*Task statement*:
Each entry below should be reproduced character for character.

*Rows*:
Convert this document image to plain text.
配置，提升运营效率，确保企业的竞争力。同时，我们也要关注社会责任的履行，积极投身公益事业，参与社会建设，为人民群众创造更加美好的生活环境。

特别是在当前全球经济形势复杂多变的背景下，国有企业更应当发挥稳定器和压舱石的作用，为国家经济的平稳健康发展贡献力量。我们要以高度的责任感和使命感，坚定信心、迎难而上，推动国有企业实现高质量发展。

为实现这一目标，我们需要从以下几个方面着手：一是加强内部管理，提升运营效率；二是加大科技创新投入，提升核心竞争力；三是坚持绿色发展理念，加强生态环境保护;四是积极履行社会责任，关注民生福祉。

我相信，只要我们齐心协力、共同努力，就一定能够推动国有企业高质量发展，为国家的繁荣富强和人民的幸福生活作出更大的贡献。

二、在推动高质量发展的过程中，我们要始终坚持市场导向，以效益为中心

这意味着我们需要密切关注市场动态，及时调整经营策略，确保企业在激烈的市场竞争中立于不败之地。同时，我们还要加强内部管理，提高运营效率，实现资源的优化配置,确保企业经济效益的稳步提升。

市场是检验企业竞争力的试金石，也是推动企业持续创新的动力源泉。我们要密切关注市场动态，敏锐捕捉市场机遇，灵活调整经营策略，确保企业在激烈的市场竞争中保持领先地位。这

*The completed task*:
Convert this document image to plain text.
配置，提升运营效率，确保企业的竞争力。同时，我们也要关注社会责任的履行，积极投身公益事业，参与社会建设，为人民群众创造更加美好的生活环境。

特别是在当前全球经济形势复杂多变的背景下，国有企业更应当发挥稳定器和压舱石的作用，为国家经济的平稳健康发展贡献力量。我们要以高度的责任感和使命感，坚定信心、迎难而上，推动国有企业实现高质量发展。

为实现这一目标，我们需要从以下几个方面着手：一是加强内部管理，提升运营效率；二是加大科技创新投入，提升核心竞争力；三是坚持绿色发展理念，加强生态环境保护;四是积极履行社会责任，关注民生福祉。

我相信，只要我们齐心协力、共同努力，就一定能够推动国有企业高质量发展，为国家的繁荣富强和人民的幸福生活作出更大的贡献。

二、在推动高质量发展的过程中，我们要始终坚持市场导向，以效益为中心

这意味着我们需要密切关注市场动态，及时调整经营策略，确保企业在激烈的市场竞争中立于不败之地。同时，我们还要加强内部管理，提高运营效率，实现资源的优化配置,确保企业经济效益的稳步提升。

市场是检验企业竞争力的试金石，也是推动企业持续创新的动力源泉。我们要密切关注市场动态，敏锐捕捉市场机遇，灵活调整经营策略，确保企业在激烈的市场竞争中保持领先地位。这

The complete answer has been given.